> [YOUR INSTRUCTIONS] Can you put the lines into a Markdown table with the columns Row and Line, starting with the line that contains "size-value: 2.6x2.3& — [403, 109, 449, 122]" and going on through the line that contains "hccscreen-score-cell: 0.47 —", leaving out blank lines? Include only those lines.

> [EXERCISE MATERIAL]
--

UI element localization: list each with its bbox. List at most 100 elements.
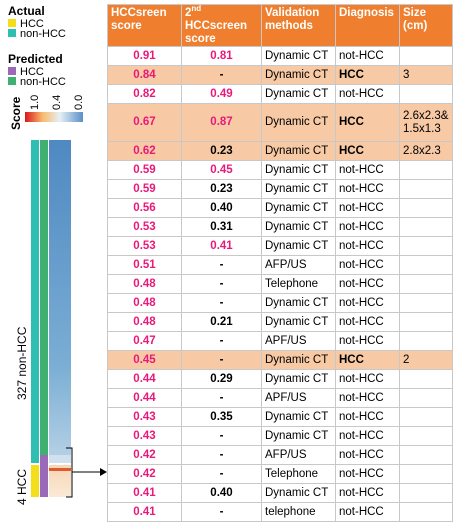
size-value: 2.6x2.3& — [403, 109, 449, 122]
validation-method-cell: APF/US — [261, 388, 336, 408]
group-label-hcc: 4 HCC — [15, 469, 29, 505]
legend-actual-hcc-label: HCC — [20, 18, 44, 30]
hccscreen-score-cell: 0.47 — [107, 331, 182, 351]
table-row: 0.56 0.40 Dynamic CT not-HCC — [107, 198, 453, 218]
legend-predicted-title: Predicted — [8, 52, 63, 66]
size-cell — [399, 236, 453, 256]
hccscreen-score-cell: 0.43 — [107, 426, 182, 446]
validation-method-cell: Dynamic CT — [261, 217, 336, 237]
legend-actual-title: Actual — [8, 4, 45, 18]
table-row: 0.82 0.49 Dynamic CT not-HCC — [107, 84, 453, 104]
validation-method-cell: Dynamic CT — [261, 483, 336, 503]
hccscreen-score-cell: 0.48 — [107, 274, 182, 294]
score-tick-1: 1.0 — [29, 95, 41, 110]
size-cell — [399, 445, 453, 465]
table-row: 0.67 0.87 Dynamic CT HCC 2.6x2.3& 1.5x1.3 — [107, 103, 453, 142]
second-score-cell: 0.40 — [181, 198, 262, 218]
diagnosis-cell: not-HCC — [335, 331, 400, 351]
validation-method-cell: Dynamic CT — [261, 426, 336, 446]
diagnosis-cell: not-HCC — [335, 464, 400, 484]
table-row: 0.91 0.81 Dynamic CT not-HCC — [107, 46, 453, 66]
second-score-cell: 0.41 — [181, 236, 262, 256]
second-score-cell: 0.87 — [181, 103, 262, 142]
table-row: 0.84- Dynamic CT HCC 3 — [107, 65, 453, 85]
diagnosis-cell: not-HCC — [335, 445, 400, 465]
second-score-cell: 0.21 — [181, 312, 262, 332]
second-score-cell: - — [181, 255, 262, 275]
size-cell: 2.8x2.3 — [399, 141, 453, 161]
diagnosis-cell: not-HCC — [335, 426, 400, 446]
hccscreen-score-cell: 0.53 — [107, 217, 182, 237]
second-score-cell: 0.35 — [181, 407, 262, 427]
arrow-head — [100, 468, 107, 476]
legend-actual-hcc-swatch — [8, 19, 16, 27]
second-score-cell: - — [181, 445, 262, 465]
diagnosis-cell: not-HCC — [335, 236, 400, 256]
validation-method-cell: Dynamic CT — [261, 312, 336, 332]
table-row: 0.47- APF/US not-HCC — [107, 331, 453, 351]
second-score-cell: - — [181, 350, 262, 370]
legend-predicted-nonhcc-swatch — [8, 77, 16, 85]
legend-predicted-hcc-swatch — [8, 67, 16, 75]
second-score-cell: - — [181, 426, 262, 446]
hccscreen-score-cell: 0.62 — [107, 141, 182, 161]
validation-method-cell: Dynamic CT — [261, 369, 336, 389]
header-hccscreen-score: HCCsreen score — [107, 4, 182, 47]
legend-actual-nonhcc-swatch — [8, 29, 16, 37]
hccscreen-score-cell: 0.48 — [107, 293, 182, 313]
header-validation-methods: Validation methods — [261, 4, 336, 47]
diagnosis-cell: not-HCC — [335, 274, 400, 294]
second-score-cell: 0.40 — [181, 483, 262, 503]
validation-method-cell: APF/US — [261, 331, 336, 351]
hccscreen-score-cell: 0.45 — [107, 350, 182, 370]
validation-method-cell: Telephone — [261, 274, 336, 294]
validation-method-cell: AFP/US — [261, 255, 336, 275]
table-row: 0.48- Dynamic CT not-HCC — [107, 293, 453, 313]
heatmap-panel: Actual HCC non-HCC Predicted HCC non-HCC… — [8, 4, 107, 505]
table-row: 0.48- Telephone not-HCC — [107, 274, 453, 294]
second-score-cell: - — [181, 65, 262, 85]
second-score-cell: - — [181, 331, 262, 351]
table-row: 0.43 0.35 Dynamic CT not-HCC — [107, 407, 453, 427]
validation-method-cell: Dynamic CT — [261, 198, 336, 218]
legend-actual-nonhcc-label: non-HCC — [20, 28, 66, 40]
hccscreen-score-cell: 0.84 — [107, 65, 182, 85]
table-row: 0.42- Telephone not-HCC — [107, 464, 453, 484]
table-row: 0.59 0.23 Dynamic CT not-HCC — [107, 179, 453, 199]
header-second-score: 2nd HCCscreen score — [181, 4, 262, 47]
size-cell — [399, 426, 453, 446]
table-row: 0.51- AFP/US not-HCC — [107, 255, 453, 275]
hccscreen-score-cell: 0.59 — [107, 179, 182, 199]
size-cell — [399, 293, 453, 313]
size-cell — [399, 369, 453, 389]
score-tick-0-4: 0.4 — [51, 95, 63, 110]
validation-method-cell: Dynamic CT — [261, 160, 336, 180]
size-cell — [399, 274, 453, 294]
hccscreen-score-cell: 0.43 — [107, 407, 182, 427]
diagnosis-cell: not-HCC — [335, 483, 400, 503]
predicted-column-hcc — [40, 465, 48, 497]
validation-method-cell: AFP/US — [261, 445, 336, 465]
second-score-cell: 0.45 — [181, 160, 262, 180]
score-transition — [49, 455, 71, 463]
diagnosis-cell: not-HCC — [335, 46, 400, 66]
second-score-cell: - — [181, 388, 262, 408]
table-row: 0.48 0.21 Dynamic CT not-HCC — [107, 312, 453, 332]
validation-method-cell: Telephone — [261, 464, 336, 484]
second-score-cell: 0.23 — [181, 179, 262, 199]
size-cell — [399, 217, 453, 237]
size-cell — [399, 46, 453, 66]
hccscreen-score-cell: 0.56 — [107, 198, 182, 218]
validation-method-cell: Dynamic CT — [261, 350, 336, 370]
predicted-transition-hcc — [40, 455, 48, 465]
second-score-cell: - — [181, 293, 262, 313]
hccscreen-score-cell: 0.41 — [107, 483, 182, 503]
diagnosis-cell: not-HCC — [335, 198, 400, 218]
size-value: 3 — [403, 68, 410, 81]
diagnosis-cell: not-HCC — [335, 369, 400, 389]
score-colorbar — [25, 112, 83, 122]
table-row: 0.42- AFP/US not-HCC — [107, 445, 453, 465]
results-table: HCCsreen score 2nd HCCscreen score Validat… — [107, 4, 453, 522]
diagnosis-cell: HCC — [335, 350, 400, 370]
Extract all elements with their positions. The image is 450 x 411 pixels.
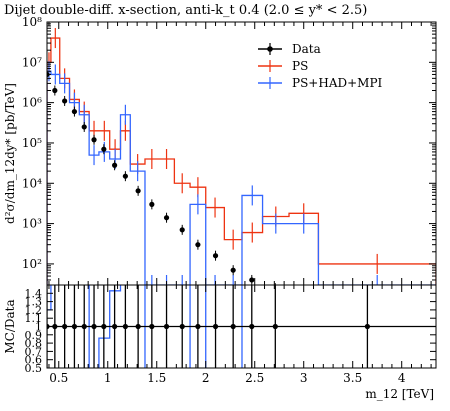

--

> [EXERCISE ANSWER]
| Row | Line |
|---|---|
| 1 | size-value: 2.6x2.3& — [403, 109, 449, 122] |
| 2 | validation-method-cell: APF/US — [261, 388, 336, 408] |
| 3 | group-label-hcc: 4 HCC — [15, 469, 29, 505] |
| 4 | legend-actual-hcc-label: HCC — [20, 18, 44, 30] |
| 5 | hccscreen-score-cell: 0.47 — [107, 331, 182, 351] |